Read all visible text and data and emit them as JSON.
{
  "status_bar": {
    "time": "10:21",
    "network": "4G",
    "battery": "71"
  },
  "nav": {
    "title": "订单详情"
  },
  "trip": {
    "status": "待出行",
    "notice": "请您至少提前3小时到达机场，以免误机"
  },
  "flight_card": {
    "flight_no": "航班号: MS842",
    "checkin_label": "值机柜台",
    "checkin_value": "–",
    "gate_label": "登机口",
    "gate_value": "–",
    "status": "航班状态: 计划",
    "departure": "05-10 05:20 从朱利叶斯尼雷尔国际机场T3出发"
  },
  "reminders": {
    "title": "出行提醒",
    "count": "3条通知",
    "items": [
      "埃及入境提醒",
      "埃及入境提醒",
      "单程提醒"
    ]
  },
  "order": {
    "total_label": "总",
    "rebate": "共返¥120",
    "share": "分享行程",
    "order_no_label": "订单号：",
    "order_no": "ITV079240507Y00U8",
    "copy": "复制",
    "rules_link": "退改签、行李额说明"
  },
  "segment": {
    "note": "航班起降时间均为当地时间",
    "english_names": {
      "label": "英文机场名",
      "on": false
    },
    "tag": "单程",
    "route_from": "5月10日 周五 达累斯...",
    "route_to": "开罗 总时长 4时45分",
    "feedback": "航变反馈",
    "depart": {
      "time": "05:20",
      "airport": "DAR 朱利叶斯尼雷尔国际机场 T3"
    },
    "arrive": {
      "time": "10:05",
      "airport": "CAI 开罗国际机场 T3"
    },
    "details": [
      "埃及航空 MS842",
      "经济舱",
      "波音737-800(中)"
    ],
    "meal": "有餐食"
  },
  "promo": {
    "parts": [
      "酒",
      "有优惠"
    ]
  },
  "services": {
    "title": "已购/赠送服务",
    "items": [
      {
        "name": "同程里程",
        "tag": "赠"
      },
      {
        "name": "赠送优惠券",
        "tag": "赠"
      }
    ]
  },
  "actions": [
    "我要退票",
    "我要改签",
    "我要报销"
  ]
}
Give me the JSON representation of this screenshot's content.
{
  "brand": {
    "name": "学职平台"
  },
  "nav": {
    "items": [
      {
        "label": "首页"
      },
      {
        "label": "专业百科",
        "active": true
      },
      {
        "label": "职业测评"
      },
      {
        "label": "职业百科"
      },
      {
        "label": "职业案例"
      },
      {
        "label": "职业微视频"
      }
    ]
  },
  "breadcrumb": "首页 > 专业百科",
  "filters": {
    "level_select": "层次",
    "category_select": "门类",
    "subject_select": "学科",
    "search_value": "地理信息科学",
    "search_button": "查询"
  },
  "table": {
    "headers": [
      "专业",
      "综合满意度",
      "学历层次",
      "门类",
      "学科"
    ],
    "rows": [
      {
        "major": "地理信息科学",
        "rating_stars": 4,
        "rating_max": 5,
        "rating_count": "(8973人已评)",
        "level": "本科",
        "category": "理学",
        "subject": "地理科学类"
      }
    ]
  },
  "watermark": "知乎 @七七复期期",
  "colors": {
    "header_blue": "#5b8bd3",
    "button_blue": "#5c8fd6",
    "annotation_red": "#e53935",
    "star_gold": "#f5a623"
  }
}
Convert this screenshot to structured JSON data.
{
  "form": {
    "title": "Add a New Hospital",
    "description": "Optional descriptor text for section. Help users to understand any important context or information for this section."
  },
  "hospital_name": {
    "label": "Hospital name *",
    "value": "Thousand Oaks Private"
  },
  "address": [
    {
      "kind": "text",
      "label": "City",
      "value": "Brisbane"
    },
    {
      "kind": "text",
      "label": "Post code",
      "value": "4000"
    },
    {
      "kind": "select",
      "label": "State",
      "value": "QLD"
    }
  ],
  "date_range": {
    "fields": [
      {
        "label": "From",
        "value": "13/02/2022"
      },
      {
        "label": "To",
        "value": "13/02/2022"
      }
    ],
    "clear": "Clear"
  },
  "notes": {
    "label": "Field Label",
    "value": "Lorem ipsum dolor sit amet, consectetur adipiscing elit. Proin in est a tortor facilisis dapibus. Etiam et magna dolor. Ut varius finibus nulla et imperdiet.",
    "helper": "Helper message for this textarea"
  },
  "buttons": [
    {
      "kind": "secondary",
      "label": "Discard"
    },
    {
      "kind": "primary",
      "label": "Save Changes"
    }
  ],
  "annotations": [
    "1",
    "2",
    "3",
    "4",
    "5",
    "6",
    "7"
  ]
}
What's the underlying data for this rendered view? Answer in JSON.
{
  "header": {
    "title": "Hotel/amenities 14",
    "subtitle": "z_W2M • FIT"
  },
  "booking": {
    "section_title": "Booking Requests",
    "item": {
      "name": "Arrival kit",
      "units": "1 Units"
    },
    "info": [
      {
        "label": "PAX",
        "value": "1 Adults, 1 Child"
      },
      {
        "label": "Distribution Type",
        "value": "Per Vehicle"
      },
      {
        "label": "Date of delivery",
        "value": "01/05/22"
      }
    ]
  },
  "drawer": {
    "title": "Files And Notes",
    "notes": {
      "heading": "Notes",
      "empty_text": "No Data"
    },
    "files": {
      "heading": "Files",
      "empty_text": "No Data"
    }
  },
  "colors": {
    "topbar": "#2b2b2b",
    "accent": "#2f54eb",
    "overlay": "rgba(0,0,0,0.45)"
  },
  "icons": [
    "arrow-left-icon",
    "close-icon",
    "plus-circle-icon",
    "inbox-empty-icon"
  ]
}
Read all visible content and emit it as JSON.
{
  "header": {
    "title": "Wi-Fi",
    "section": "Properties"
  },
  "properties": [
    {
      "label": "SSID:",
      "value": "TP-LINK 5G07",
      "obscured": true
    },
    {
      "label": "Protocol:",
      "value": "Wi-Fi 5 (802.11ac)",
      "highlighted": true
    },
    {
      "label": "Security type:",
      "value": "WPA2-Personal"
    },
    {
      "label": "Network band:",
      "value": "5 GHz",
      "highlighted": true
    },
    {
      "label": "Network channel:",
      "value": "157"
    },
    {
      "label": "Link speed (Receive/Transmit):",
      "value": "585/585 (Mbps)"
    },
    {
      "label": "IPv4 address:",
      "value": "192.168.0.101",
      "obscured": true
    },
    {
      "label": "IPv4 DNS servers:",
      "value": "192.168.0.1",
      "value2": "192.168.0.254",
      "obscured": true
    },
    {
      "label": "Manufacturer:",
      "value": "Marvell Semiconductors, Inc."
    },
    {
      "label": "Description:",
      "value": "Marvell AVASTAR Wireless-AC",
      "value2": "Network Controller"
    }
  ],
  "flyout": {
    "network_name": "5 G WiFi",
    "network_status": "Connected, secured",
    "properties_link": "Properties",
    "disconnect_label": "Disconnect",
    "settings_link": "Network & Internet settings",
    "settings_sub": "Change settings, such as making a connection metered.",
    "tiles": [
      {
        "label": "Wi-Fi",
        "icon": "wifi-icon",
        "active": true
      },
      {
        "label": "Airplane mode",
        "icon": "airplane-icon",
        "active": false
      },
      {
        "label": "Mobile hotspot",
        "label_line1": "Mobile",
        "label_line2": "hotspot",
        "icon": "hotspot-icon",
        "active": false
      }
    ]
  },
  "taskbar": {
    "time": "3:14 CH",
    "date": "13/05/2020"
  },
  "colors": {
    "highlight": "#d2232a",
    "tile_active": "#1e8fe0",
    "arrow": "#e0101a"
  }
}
####
TASK | Every record shown above should be written out again exactly.

SOLVED PROBLEM |
Read all visible text and data and emit them as JSON.
{
  "status_bar": {
    "time": "10:21",
    "network": "4G",
    "battery": "71"
  },
  "nav": {
    "title": "订单详情"
  },
  "trip": {
    "status": "待出行",
    "notice": "请您至少提前3小时到达机场，以免误机"
  },
  "flight_card": {
    "flight_no": "航班号: MS842",
    "checkin_label": "值机柜台",
    "checkin_value": "–",
    "gate_label": "登机口",
    "gate_value": "–",
    "status": "航班状态: 计划",
    "departure": "05-10 05:20 从朱利叶斯尼雷尔国际机场T3出发"
  },
  "reminders": {
    "title": "出行提醒",
    "count": "3条通知",
    "items": [
      "埃及入境提醒",
      "埃及入境提醒",
      "单程提醒"
    ]
  },
  "order": {
    "total_label": "总",
    "rebate": "共返¥120",
    "share": "分享行程",
    "order_no_label": "订单号：",
    "order_no": "ITV079240507Y00U8",
    "copy": "复制",
    "rules_link": "退改签、行李额说明"
  },
  "segment": {
    "note": "航班起降时间均为当地时间",
    "english_names": {
      "label": "英文机场名",
      "on": false
    },
    "tag": "单程",
    "route_from": "5月10日 周五 达累斯...",
    "route_to": "开罗 总时长 4时45分",
    "feedback": "航变反馈",
    "depart": {
      "time": "05:20",
      "airport": "DAR 朱利叶斯尼雷尔国际机场 T3"
    },
    "arrive": {
      "time": "10:05",
      "airport": "CAI 开罗国际机场 T3"
    },
    "details": [
      "埃及航空 MS842",
      "经济舱",
      "波音737-800(中)"
    ],
    "meal": "有餐食"
  },
  "promo": {
    "parts": [
      "酒",
      "有优惠"
    ]
  },
  "services": {
    "title": "已购/赠送服务",
    "items": [
      {
        "name": "同程里程",
        "tag": "赠"
      },
      {
        "name": "赠送优惠券",
        "tag": "赠"
      }
    ]
  },
  "actions": [
    "我要退票",
    "我要改签",
    "我要报销"
  ]
}
Give me the JSON representation of this screenshot's content.
{
  "brand": {
    "name": "学职平台"
  },
  "nav": {
    "items": [
      {
        "label": "首页"
      },
      {
        "label": "专业百科",
        "active": true
      },
      {
        "label": "职业测评"
      },
      {
        "label": "职业百科"
      },
      {
        "label": "职业案例"
      },
      {
        "label": "职业微视频"
      }
    ]
  },
  "breadcrumb": "首页 > 专业百科",
  "filters": {
    "level_select": "层次",
    "category_select": "门类",
    "subject_select": "学科",
    "search_value": "地理信息科学",
    "search_button": "查询"
  },
  "table": {
    "headers": [
      "专业",
      "综合满意度",
      "学历层次",
      "门类",
      "学科"
    ],
    "rows": [
      {
        "major": "地理信息科学",
        "rating_stars": 4,
        "rating_max": 5,
        "rating_count": "(8973人已评)",
        "level": "本科",
        "category": "理学",
        "subject": "地理科学类"
      }
    ]
  },
  "watermark": "知乎 @七七复期期",
  "colors": {
    "header_blue": "#5b8bd3",
    "button_blue": "#5c8fd6",
    "annotation_red": "#e53935",
    "star_gold": "#f5a623"
  }
}
Convert this screenshot to structured JSON data.
{
  "form": {
    "title": "Add a New Hospital",
    "description": "Optional descriptor text for section. Help users to understand any important context or information for this section."
  },
  "hospital_name": {
    "label": "Hospital name *",
    "value": "Thousand Oaks Private"
  },
  "address": [
    {
      "kind": "text",
      "label": "City",
      "value": "Brisbane"
    },
    {
      "kind": "text",
      "label": "Post code",
      "value": "4000"
    },
    {
      "kind": "select",
      "label": "State",
      "value": "QLD"
    }
  ],
  "date_range": {
    "fields": [
      {
        "label": "From",
        "value": "13/02/2022"
      },
      {
        "label": "To",
        "value": "13/02/2022"
      }
    ],
    "clear": "Clear"
  },
  "notes": {
    "label": "Field Label",
    "value": "Lorem ipsum dolor sit amet, consectetur adipiscing elit. Proin in est a tortor facilisis dapibus. Etiam et magna dolor. Ut varius finibus nulla et imperdiet.",
    "helper": "Helper message for this textarea"
  },
  "buttons": [
    {
      "kind": "secondary",
      "label": "Discard"
    },
    {
      "kind": "primary",
      "label": "Save Changes"
    }
  ],
  "annotations": [
    "1",
    "2",
    "3",
    "4",
    "5",
    "6",
    "7"
  ]
}
What's the underlying data for this rendered view? Answer in JSON.
{
  "header": {
    "title": "Hotel/amenities 14",
    "subtitle": "z_W2M • FIT"
  },
  "booking": {
    "section_title": "Booking Requests",
    "item": {
      "name": "Arrival kit",
      "units": "1 Units"
    },
    "info": [
      {
        "label": "PAX",
        "value": "1 Adults, 1 Child"
      },
      {
        "label": "Distribution Type",
        "value": "Per Vehicle"
      },
      {
        "label": "Date of delivery",
        "value": "01/05/22"
      }
    ]
  },
  "drawer": {
    "title": "Files And Notes",
    "notes": {
      "heading": "Notes",
      "empty_text": "No Data"
    },
    "files": {
      "heading": "Files",
      "empty_text": "No Data"
    }
  },
  "colors": {
    "topbar": "#2b2b2b",
    "accent": "#2f54eb",
    "overlay": "rgba(0,0,0,0.45)"
  },
  "icons": [
    "arrow-left-icon",
    "close-icon",
    "plus-circle-icon",
    "inbox-empty-icon"
  ]
}
Read all visible content and emit it as JSON.
{
  "header": {
    "title": "Wi-Fi",
    "section": "Properties"
  },
  "properties": [
    {
      "label": "SSID:",
      "value": "TP-LINK 5G07",
      "obscured": true
    },
    {
      "label": "Protocol:",
      "value": "Wi-Fi 5 (802.11ac)",
      "highlighted": true
    },
    {
      "label": "Security type:",
      "value": "WPA2-Personal"
    },
    {
      "label": "Network band:",
      "value": "5 GHz",
      "highlighted": true
    },
    {
      "label": "Network channel:",
      "value": "157"
    },
    {
      "label": "Link speed (Receive/Transmit):",
      "value": "585/585 (Mbps)"
    },
    {
      "label": "IPv4 address:",
      "value": "192.168.0.101",
      "obscured": true
    },
    {
      "label": "IPv4 DNS servers:",
      "value": "192.168.0.1",
      "value2": "192.168.0.254",
      "obscured": true
    },
    {
      "label": "Manufacturer:",
      "value": "Marvell Semiconductors, Inc."
    },
    {
      "label": "Description:",
      "value": "Marvell AVASTAR Wireless-AC",
      "value2": "Network Controller"
    }
  ],
  "flyout": {
    "network_name": "5 G WiFi",
    "network_status": "Connected, secured",
    "properties_link": "Properties",
    "disconnect_label": "Disconnect",
    "settings_link": "Network & Internet settings",
    "settings_sub": "Change settings, such as making a connection metered.",
    "tiles": [
      {
        "label": "Wi-Fi",
        "icon": "wifi-icon",
        "active": true
      },
      {
        "label": "Airplane mode",
        "icon": "airplane-icon",
        "active": false
      },
      {
        "label": "Mobile hotspot",
        "label_line1": "Mobile",
        "label_line2": "hotspot",
        "icon": "hotspot-icon",
        "active": false
      }
    ]
  },
  "taskbar": {
    "time": "3:14 CH",
    "date": "13/05/2020"
  },
  "colors": {
    "highlight": "#d2232a",
    "tile_active": "#1e8fe0",
    "arrow": "#e0101a"
  }
}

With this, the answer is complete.